==== INPUT FOR THIS TASK ====

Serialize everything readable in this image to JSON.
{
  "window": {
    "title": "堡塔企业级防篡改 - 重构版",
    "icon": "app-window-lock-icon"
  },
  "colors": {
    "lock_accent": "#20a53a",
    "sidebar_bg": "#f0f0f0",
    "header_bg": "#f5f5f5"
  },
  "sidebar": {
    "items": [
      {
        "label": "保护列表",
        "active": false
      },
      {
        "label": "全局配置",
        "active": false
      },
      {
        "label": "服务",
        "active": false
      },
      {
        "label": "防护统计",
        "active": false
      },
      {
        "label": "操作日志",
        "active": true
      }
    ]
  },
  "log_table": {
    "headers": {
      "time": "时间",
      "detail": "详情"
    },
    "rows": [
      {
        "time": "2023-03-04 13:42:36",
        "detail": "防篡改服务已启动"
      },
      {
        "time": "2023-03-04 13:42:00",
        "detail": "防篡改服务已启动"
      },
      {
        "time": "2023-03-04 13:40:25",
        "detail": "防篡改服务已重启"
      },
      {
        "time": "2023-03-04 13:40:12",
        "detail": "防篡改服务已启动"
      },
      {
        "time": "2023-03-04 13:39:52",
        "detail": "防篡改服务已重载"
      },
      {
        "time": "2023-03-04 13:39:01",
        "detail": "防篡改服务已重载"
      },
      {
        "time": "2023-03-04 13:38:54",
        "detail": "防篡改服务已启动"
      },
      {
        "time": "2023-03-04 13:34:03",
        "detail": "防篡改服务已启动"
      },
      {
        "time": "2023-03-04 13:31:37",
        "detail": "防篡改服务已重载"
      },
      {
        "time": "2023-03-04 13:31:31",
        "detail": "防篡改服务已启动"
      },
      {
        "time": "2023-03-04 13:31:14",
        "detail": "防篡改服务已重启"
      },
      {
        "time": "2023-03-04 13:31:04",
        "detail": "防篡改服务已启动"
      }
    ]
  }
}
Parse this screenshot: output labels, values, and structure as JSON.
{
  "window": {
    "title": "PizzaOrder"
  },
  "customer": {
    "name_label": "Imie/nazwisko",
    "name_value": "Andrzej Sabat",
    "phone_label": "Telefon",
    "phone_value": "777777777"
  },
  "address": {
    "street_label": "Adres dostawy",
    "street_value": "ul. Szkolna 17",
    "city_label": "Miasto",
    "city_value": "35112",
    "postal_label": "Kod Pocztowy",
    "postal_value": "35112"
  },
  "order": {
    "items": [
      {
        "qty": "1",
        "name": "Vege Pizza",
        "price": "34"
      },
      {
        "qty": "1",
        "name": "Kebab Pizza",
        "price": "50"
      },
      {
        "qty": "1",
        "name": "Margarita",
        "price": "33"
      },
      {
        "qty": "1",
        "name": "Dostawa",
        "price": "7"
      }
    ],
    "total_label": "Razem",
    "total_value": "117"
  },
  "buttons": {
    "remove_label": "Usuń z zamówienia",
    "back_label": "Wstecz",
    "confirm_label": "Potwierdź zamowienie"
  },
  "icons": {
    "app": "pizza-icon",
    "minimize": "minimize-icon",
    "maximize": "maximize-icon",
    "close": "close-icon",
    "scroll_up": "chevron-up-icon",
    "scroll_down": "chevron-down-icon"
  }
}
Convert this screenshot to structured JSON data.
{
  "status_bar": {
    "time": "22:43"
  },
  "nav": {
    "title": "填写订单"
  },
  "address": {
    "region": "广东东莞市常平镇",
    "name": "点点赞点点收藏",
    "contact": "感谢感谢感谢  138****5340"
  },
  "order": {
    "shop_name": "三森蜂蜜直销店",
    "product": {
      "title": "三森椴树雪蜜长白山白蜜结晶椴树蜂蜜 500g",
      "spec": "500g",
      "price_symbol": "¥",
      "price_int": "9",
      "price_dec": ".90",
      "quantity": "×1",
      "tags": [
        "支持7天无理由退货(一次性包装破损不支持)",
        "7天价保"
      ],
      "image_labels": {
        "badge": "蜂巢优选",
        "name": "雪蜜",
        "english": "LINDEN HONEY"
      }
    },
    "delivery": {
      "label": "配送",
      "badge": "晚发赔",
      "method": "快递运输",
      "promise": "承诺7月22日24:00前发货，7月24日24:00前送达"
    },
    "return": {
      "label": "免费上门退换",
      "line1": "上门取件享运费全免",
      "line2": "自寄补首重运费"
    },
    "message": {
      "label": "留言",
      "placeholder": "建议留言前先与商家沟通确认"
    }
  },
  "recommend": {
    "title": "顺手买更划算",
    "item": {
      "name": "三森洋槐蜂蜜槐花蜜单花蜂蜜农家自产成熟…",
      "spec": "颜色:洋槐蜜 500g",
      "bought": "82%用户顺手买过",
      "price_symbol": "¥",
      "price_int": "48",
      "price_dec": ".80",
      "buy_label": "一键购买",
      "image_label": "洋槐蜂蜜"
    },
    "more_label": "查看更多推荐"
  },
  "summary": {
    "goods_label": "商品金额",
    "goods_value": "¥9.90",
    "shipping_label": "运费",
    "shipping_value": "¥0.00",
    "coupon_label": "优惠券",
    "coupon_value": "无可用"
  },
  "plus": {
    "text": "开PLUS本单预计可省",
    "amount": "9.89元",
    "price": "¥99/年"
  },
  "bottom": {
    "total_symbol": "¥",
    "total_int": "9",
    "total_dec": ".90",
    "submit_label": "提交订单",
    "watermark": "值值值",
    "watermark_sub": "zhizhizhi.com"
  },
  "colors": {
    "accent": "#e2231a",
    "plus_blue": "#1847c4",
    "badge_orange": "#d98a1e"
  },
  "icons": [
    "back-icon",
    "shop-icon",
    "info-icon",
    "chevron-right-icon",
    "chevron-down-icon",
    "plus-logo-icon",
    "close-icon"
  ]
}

====

-- REQUIRED WORK --
Each line of the material should be duplicated exactly, please.

-- RESPONSE TO THE EXERCISE --
Serialize everything readable in this image to JSON.
{
  "window": {
    "title": "堡塔企业级防篡改 - 重构版",
    "icon": "app-window-lock-icon"
  },
  "colors": {
    "lock_accent": "#20a53a",
    "sidebar_bg": "#f0f0f0",
    "header_bg": "#f5f5f5"
  },
  "sidebar": {
    "items": [
      {
        "label": "保护列表",
        "active": false
      },
      {
        "label": "全局配置",
        "active": false
      },
      {
        "label": "服务",
        "active": false
      },
      {
        "label": "防护统计",
        "active": false
      },
      {
        "label": "操作日志",
        "active": true
      }
    ]
  },
  "log_table": {
    "headers": {
      "time": "时间",
      "detail": "详情"
    },
    "rows": [
      {
        "time": "2023-03-04 13:42:36",
        "detail": "防篡改服务已启动"
      },
      {
        "time": "2023-03-04 13:42:00",
        "detail": "防篡改服务已启动"
      },
      {
        "time": "2023-03-04 13:40:25",
        "detail": "防篡改服务已重启"
      },
      {
        "time": "2023-03-04 13:40:12",
        "detail": "防篡改服务已启动"
      },
      {
        "time": "2023-03-04 13:39:52",
        "detail": "防篡改服务已重载"
      },
      {
        "time": "2023-03-04 13:39:01",
        "detail": "防篡改服务已重载"
      },
      {
        "time": "2023-03-04 13:38:54",
        "detail": "防篡改服务已启动"
      },
      {
        "time": "2023-03-04 13:34:03",
        "detail": "防篡改服务已启动"
      },
      {
        "time": "2023-03-04 13:31:37",
        "detail": "防篡改服务已重载"
      },
      {
        "time": "2023-03-04 13:31:31",
        "detail": "防篡改服务已启动"
      },
      {
        "time": "2023-03-04 13:31:14",
        "detail": "防篡改服务已重启"
      },
      {
        "time": "2023-03-04 13:31:04",
        "detail": "防篡改服务已启动"
      }
    ]
  }
}
Parse this screenshot: output labels, values, and structure as JSON.
{
  "window": {
    "title": "PizzaOrder"
  },
  "customer": {
    "name_label": "Imie/nazwisko",
    "name_value": "Andrzej Sabat",
    "phone_label": "Telefon",
    "phone_value": "777777777"
  },
  "address": {
    "street_label": "Adres dostawy",
    "street_value": "ul. Szkolna 17",
    "city_label": "Miasto",
    "city_value": "35112",
    "postal_label": "Kod Pocztowy",
    "postal_value": "35112"
  },
  "order": {
    "items": [
      {
        "qty": "1",
        "name": "Vege Pizza",
        "price": "34"
      },
      {
        "qty": "1",
        "name": "Kebab Pizza",
        "price": "50"
      },
      {
        "qty": "1",
        "name": "Margarita",
        "price": "33"
      },
      {
        "qty": "1",
        "name": "Dostawa",
        "price": "7"
      }
    ],
    "total_label": "Razem",
    "total_value": "117"
  },
  "buttons": {
    "remove_label": "Usuń z zamówienia",
    "back_label": "Wstecz",
    "confirm_label": "Potwierdź zamowienie"
  },
  "icons": {
    "app": "pizza-icon",
    "minimize": "minimize-icon",
    "maximize": "maximize-icon",
    "close": "close-icon",
    "scroll_up": "chevron-up-icon",
    "scroll_down": "chevron-down-icon"
  }
}
Convert this screenshot to structured JSON data.
{
  "status_bar": {
    "time": "22:43"
  },
  "nav": {
    "title": "填写订单"
  },
  "address": {
    "region": "广东东莞市常平镇",
    "name": "点点赞点点收藏",
    "contact": "感谢感谢感谢  138****5340"
  },
  "order": {
    "shop_name": "三森蜂蜜直销店",
    "product": {
      "title": "三森椴树雪蜜长白山白蜜结晶椴树蜂蜜 500g",
      "spec": "500g",
      "price_symbol": "¥",
      "price_int": "9",
      "price_dec": ".90",
      "quantity": "×1",
      "tags": [
        "支持7天无理由退货(一次性包装破损不支持)",
        "7天价保"
      ],
      "image_labels": {
        "badge": "蜂巢优选",
        "name": "雪蜜",
        "english": "LINDEN HONEY"
      }
    },
    "delivery": {
      "label": "配送",
      "badge": "晚发赔",
      "method": "快递运输",
      "promise": "承诺7月22日24:00前发货，7月24日24:00前送达"
    },
    "return": {
      "label": "免费上门退换",
      "line1": "上门取件享运费全免",
      "line2": "自寄补首重运费"
    },
    "message": {
      "label": "留言",
      "placeholder": "建议留言前先与商家沟通确认"
    }
  },
  "recommend": {
    "title": "顺手买更划算",
    "item": {
      "name": "三森洋槐蜂蜜槐花蜜单花蜂蜜农家自产成熟…",
      "spec": "颜色:洋槐蜜 500g",
      "bought": "82%用户顺手买过",
      "price_symbol": "¥",
      "price_int": "48",
      "price_dec": ".80",
      "buy_label": "一键购买",
      "image_label": "洋槐蜂蜜"
    },
    "more_label": "查看更多推荐"
  },
  "summary": {
    "goods_label": "商品金额",
    "goods_value": "¥9.90",
    "shipping_label": "运费",
    "shipping_value": "¥0.00",
    "coupon_label": "优惠券",
    "coupon_value": "无可用"
  },
  "plus": {
    "text": "开PLUS本单预计可省",
    "amount": "9.89元",
    "price": "¥99/年"
  },
  "bottom": {
    "total_symbol": "¥",
    "total_int": "9",
    "total_dec": ".90",
    "submit_label": "提交订单",
    "watermark": "值值值",
    "watermark_sub": "zhizhizhi.com"
  },
  "colors": {
    "accent": "#e2231a",
    "plus_blue": "#1847c4",
    "badge_orange": "#d98a1e"
  },
  "icons": [
    "back-icon",
    "shop-icon",
    "info-icon",
    "chevron-right-icon",
    "chevron-down-icon",
    "plus-logo-icon",
    "close-icon"
  ]
}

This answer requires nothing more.